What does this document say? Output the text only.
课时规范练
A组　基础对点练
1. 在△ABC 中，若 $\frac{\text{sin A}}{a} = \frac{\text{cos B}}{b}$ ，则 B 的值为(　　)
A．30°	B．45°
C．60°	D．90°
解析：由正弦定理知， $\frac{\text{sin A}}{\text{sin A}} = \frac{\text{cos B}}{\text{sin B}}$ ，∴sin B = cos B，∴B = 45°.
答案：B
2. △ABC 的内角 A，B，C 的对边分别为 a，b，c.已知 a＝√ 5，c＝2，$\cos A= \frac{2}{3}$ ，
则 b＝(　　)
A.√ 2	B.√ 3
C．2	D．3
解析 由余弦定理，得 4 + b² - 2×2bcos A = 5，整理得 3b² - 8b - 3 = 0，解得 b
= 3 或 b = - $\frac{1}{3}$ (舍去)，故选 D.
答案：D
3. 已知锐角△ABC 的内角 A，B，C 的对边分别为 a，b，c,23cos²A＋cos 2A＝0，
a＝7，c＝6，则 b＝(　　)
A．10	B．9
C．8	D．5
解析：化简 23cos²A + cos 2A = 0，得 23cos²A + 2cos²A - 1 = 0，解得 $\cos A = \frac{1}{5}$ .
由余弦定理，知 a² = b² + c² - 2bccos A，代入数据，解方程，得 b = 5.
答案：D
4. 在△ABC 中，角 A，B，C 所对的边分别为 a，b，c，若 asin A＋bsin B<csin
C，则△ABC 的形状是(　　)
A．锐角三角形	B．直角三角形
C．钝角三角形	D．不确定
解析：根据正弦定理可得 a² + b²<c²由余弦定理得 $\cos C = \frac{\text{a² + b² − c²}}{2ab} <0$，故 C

> **DIRECTIONS FOR THIS TASK**
Retype the material in full, character for character.

> **PROBLEM SOLUTION**
What does this document say? Output the text only.
课时规范练
A组　基础对点练
1. 在△ABC 中，若 $\frac{\text{sin A}}{a} = \frac{\text{cos B}}{b}$ ，则 B 的值为(　　)
A．30°	B．45°
C．60°	D．90°
解析：由正弦定理知， $\frac{\text{sin A}}{\text{sin A}} = \frac{\text{cos B}}{\text{sin B}}$ ，∴sin B = cos B，∴B = 45°.
答案：B
2. △ABC 的内角 A，B，C 的对边分别为 a，b，c.已知 a＝√ 5，c＝2，$\cos A= \frac{2}{3}$ ，
则 b＝(　　)
A.√ 2	B.√ 3
C．2	D．3
解析 由余弦定理，得 4 + b² - 2×2bcos A = 5，整理得 3b² - 8b - 3 = 0，解得 b
= 3 或 b = - $\frac{1}{3}$ (舍去)，故选 D.
答案：D
3. 已知锐角△ABC 的内角 A，B，C 的对边分别为 a，b，c,23cos²A＋cos 2A＝0，
a＝7，c＝6，则 b＝(　　)
A．10	B．9
C．8	D．5
解析：化简 23cos²A + cos 2A = 0，得 23cos²A + 2cos²A - 1 = 0，解得 $\cos A = \frac{1}{5}$ .
由余弦定理，知 a² = b² + c² - 2bccos A，代入数据，解方程，得 b = 5.
答案：D
4. 在△ABC 中，角 A，B，C 所对的边分别为 a，b，c，若 asin A＋bsin B<csin
C，则△ABC 的形状是(　　)
A．锐角三角形	B．直角三角形
C．钝角三角形	D．不确定
解析：根据正弦定理可得 a² + b²<c²由余弦定理得 $\cos C = \frac{\text{a² + b² − c²}}{2ab} <0$，故 C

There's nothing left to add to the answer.